**Extrait choisi:**
* * * * * * * * *

Je vais maintenant emprunter à un autre ouvrage les détails relatifs au procès.


« Le cardinal fut soigneusement gardé dans son appartement de Versailles. Dans l’après-midi, il fut amené à Paris dans son hôtel où il resta jusqu’au lendemain ; des gardes-du-corps escortèrent la voiture ; et M. d’Agoult, aide-major-général, avait ordre de ne pas le perdre de vue et de coucher dans la chambre du prisonnier.

» Le soir de cette translation, le marquis de Launay, gouverneur de la Bastille, vint prendre cette Éminence pour la constituer prisonnière dans un lieu où gémissaient quelques-unes des victimes du despotisme ministériel. Le cardinal voulut s’y rendre à pied à la faveur de la nuit : on voulut bien avoir pour lui cette condescendance.

» Dès le jour suivant, 17 août, il fut transféré en voiture à son palais cardinal pour assister à la levée des scellés où se trouvèrent tous les ministres, excepté le maréchal de Ségur. M. de Rohan, regardant M. de Breteuil comme son ennemi personnel, avait requis cette formalité, et le baron de Breteuil s’y était prêté d’autant plus volontiers, qu’il avait déclaré que sa propre délicatesse ne lui aurait permis de remplir son ministère, que publiquement et en présence de témoins respectables. Sans doute qu’on ne trouva aucune preuve des délits secrets attribués au cardinal, puisqu’il n’en transpira rien dans le public, et qu’on n’en voit aucun indice au procès.

* * * * * * * * *

**Consigne:** Pourriez-vous poursuivre le récit de la détention du cardinal de Rohan, ci-dessus, à partir de sa dernière phrase ?

**Documents fournis:**

* * * * * * * * *

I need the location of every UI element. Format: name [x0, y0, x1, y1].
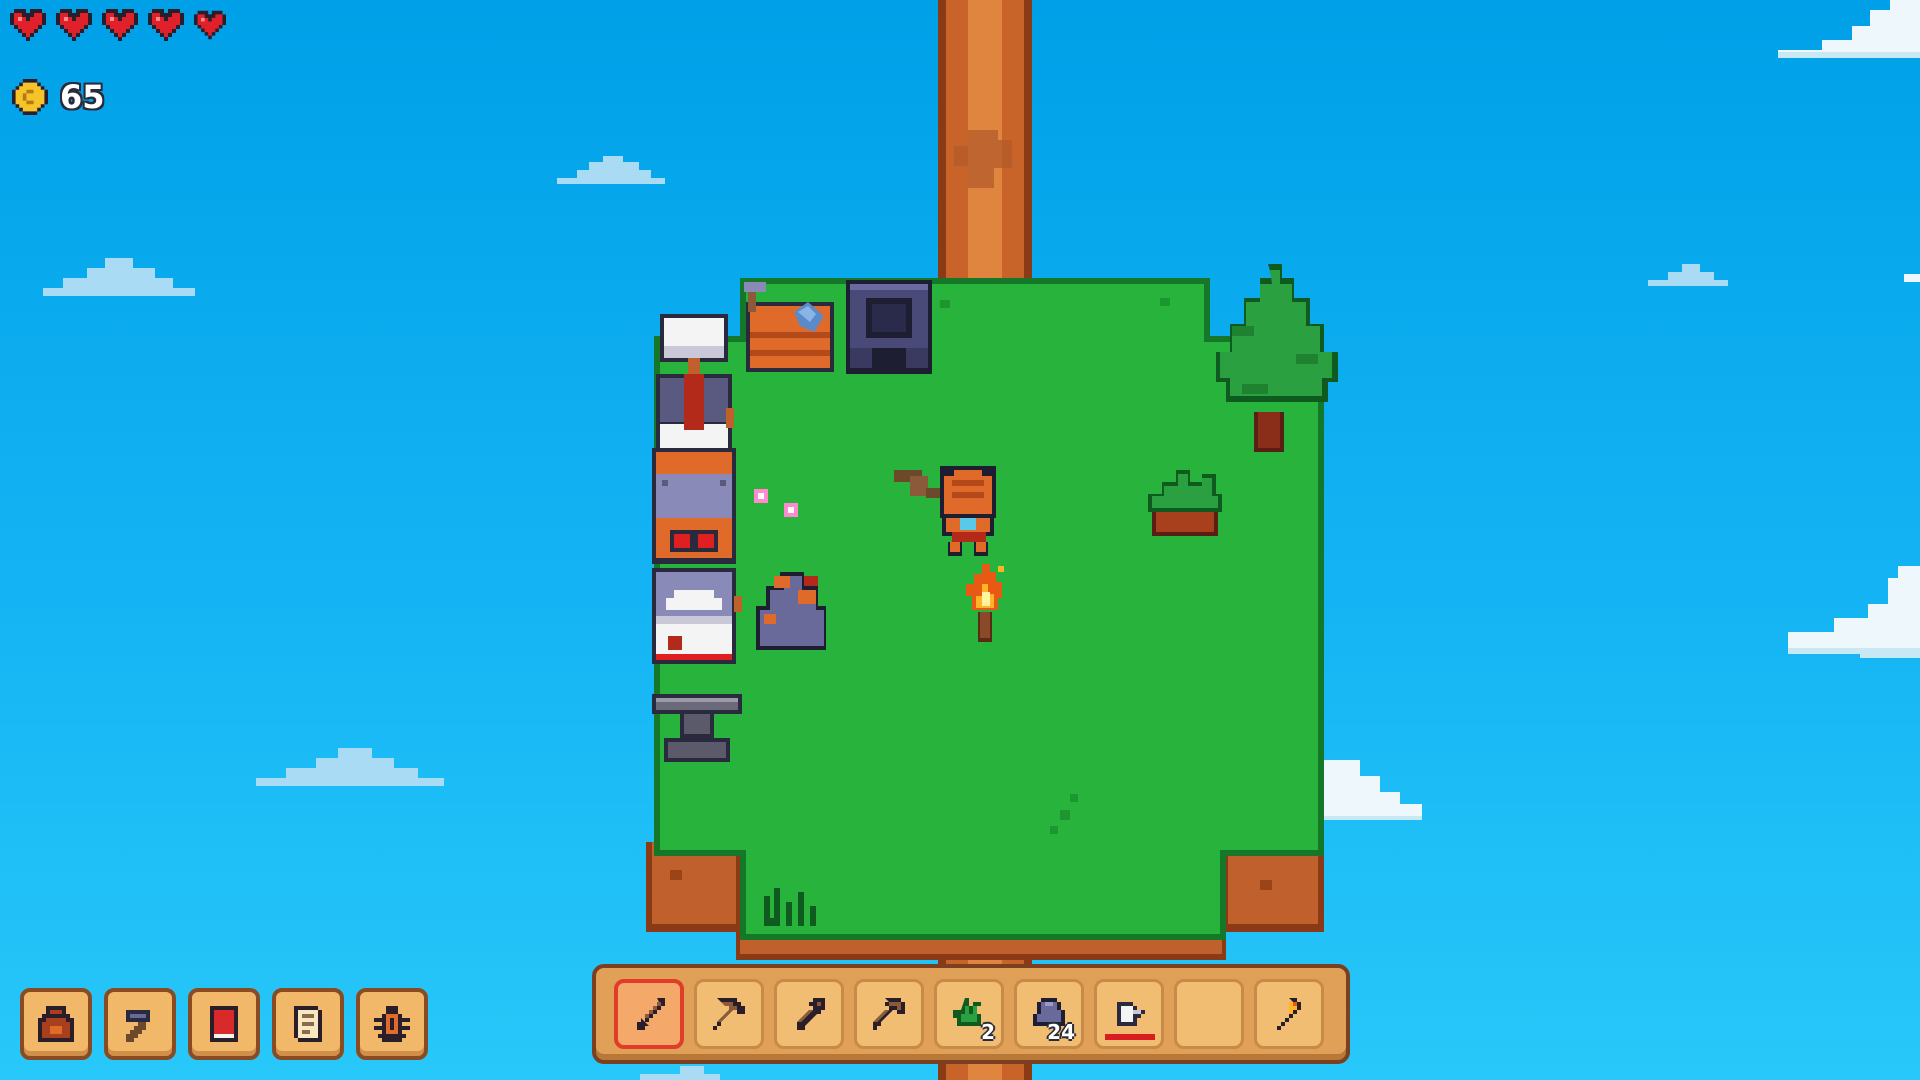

* * * * * * * * *

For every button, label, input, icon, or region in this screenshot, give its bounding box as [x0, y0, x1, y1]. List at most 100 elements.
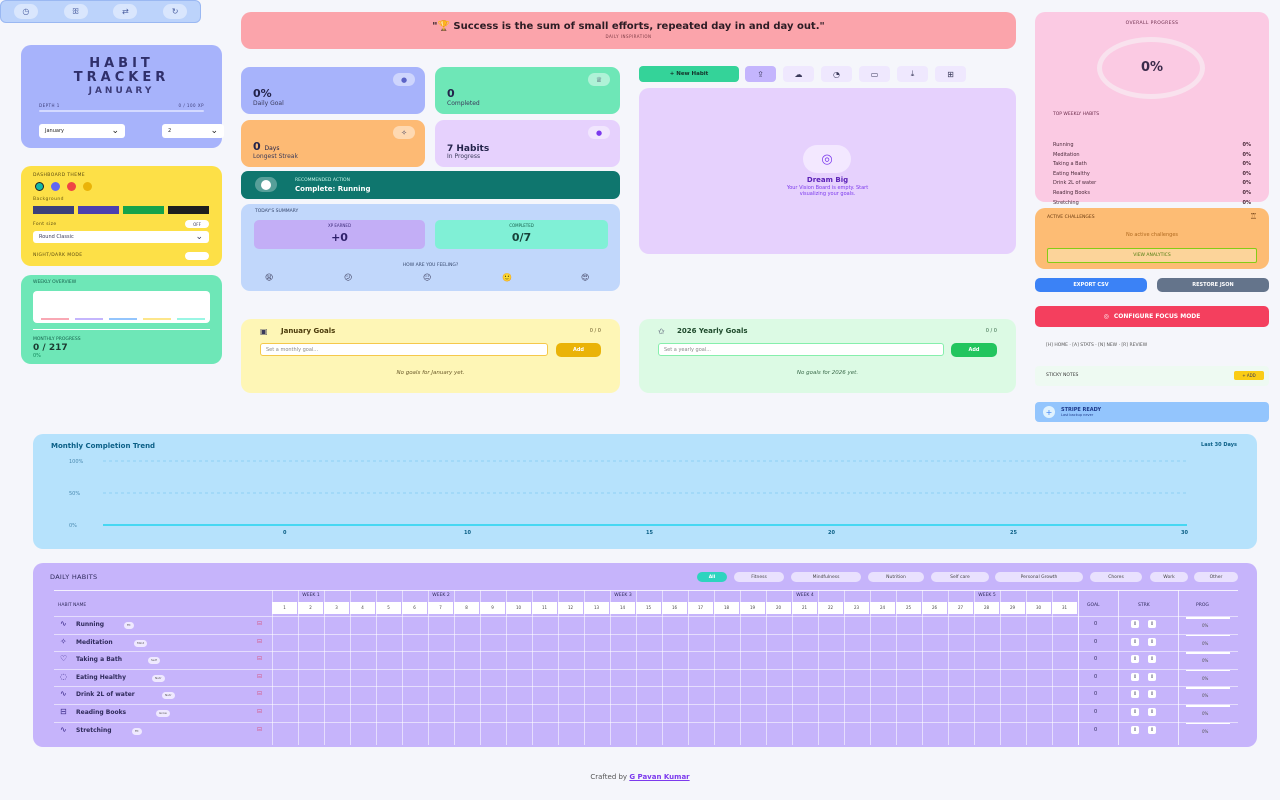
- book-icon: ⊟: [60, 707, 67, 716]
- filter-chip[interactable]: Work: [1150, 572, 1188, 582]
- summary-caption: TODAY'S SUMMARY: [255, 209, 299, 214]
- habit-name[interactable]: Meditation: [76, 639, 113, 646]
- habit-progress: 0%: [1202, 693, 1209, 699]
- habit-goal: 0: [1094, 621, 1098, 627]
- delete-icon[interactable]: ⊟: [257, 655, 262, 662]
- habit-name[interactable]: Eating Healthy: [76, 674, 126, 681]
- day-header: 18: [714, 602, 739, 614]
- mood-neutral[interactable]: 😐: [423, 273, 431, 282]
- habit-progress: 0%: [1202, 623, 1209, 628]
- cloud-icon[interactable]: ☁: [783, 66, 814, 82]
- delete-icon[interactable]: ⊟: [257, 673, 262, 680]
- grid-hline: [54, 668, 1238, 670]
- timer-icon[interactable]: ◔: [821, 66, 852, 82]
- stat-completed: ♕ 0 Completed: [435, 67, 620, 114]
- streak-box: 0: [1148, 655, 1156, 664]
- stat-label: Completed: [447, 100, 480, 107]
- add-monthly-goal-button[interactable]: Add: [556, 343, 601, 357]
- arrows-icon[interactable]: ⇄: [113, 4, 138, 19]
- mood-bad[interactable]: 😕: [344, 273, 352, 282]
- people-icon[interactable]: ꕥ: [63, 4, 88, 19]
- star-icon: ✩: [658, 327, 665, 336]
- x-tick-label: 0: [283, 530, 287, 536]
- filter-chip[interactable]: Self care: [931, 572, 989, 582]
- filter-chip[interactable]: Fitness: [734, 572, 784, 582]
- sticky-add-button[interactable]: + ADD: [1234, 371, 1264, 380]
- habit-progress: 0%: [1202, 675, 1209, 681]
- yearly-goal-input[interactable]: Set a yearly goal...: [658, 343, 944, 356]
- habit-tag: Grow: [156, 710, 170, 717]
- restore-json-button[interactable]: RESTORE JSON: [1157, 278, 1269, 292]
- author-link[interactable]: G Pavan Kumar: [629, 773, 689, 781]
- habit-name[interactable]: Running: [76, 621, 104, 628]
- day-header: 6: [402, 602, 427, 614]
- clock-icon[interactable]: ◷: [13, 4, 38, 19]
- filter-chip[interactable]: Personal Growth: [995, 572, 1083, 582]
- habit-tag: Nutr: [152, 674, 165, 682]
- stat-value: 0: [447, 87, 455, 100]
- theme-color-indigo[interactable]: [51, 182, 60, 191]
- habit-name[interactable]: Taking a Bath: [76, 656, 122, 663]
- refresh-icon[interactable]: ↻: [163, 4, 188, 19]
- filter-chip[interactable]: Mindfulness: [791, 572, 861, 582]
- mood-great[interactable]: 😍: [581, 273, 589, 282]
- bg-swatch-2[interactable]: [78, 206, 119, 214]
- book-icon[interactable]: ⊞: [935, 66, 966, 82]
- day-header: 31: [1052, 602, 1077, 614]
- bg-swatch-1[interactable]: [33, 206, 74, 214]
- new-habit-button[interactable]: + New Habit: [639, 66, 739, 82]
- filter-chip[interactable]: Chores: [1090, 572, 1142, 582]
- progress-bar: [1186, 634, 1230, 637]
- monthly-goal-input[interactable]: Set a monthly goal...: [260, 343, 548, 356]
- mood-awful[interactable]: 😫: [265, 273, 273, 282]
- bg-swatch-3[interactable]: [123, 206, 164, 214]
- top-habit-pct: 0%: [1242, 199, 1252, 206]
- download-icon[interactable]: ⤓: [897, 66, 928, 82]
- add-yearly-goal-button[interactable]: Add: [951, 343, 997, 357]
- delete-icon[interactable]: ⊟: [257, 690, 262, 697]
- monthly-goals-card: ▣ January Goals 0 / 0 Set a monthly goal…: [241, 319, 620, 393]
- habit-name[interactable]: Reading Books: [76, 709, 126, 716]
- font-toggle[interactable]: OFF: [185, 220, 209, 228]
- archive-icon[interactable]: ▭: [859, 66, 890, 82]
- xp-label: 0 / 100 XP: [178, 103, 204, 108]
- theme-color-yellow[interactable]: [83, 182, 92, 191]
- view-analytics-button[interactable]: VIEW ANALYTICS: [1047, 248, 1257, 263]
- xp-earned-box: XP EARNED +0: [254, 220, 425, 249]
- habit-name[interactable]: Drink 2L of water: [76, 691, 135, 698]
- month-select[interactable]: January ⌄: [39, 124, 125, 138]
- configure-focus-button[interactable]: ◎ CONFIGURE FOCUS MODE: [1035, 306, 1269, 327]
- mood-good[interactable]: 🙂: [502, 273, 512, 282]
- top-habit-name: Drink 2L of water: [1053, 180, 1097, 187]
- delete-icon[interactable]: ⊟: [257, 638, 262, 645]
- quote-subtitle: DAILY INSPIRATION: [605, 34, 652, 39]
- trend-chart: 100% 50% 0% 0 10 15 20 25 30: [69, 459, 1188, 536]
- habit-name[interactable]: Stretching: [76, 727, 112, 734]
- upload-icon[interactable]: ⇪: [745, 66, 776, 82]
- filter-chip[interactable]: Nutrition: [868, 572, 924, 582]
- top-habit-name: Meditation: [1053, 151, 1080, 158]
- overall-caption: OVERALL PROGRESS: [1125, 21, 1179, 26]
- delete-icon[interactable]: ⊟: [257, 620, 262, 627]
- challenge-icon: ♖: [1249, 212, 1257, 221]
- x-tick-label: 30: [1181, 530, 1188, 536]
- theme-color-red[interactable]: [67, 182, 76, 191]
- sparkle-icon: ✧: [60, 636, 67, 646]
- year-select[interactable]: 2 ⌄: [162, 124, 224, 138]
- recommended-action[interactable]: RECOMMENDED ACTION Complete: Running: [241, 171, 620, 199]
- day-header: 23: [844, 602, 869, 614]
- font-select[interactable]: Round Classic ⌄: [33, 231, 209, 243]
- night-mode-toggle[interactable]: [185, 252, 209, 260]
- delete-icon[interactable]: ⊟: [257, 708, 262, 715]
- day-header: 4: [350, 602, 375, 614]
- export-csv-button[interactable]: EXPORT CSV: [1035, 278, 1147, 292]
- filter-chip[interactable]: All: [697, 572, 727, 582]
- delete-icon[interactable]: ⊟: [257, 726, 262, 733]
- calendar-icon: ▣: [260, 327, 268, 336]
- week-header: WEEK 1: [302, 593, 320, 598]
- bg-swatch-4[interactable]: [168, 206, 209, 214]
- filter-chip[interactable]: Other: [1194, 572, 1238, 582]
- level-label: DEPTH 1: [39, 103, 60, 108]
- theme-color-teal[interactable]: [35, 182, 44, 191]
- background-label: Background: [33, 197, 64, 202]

* * * * * * * * *

**Réponse:**
» Le prince Louis eut permission de voir ses parens dans l’antre de la Bastille. De tout son nombreux domestique, on lui permit d’avoir deux valets de chambre et un secrétaire : cette dernière faveur annonce qu’on lui accorda celle d’écrire, du moins pour se défendre. Il fut traité d’ailleurs avec beaucoup d’égards, et sa situation était aussi douce qu’il était possible de la rendre dans une pareille forteresse.

» Ces bons traitemens ne contribuèrent pas peu à maintenir le courage et la résignation que montra presque toujours le prince Louis de Rohan. »

» L’abbé Georgel, grand-vicaire de la grande-aumônerie, chez lequel on mit aussi les scellés, témoigna tout aussi peu d’inquiétude que le cardinal. « Il faut respecter l’autorité, s’écria-t-il, mais il faut l’éclairer. »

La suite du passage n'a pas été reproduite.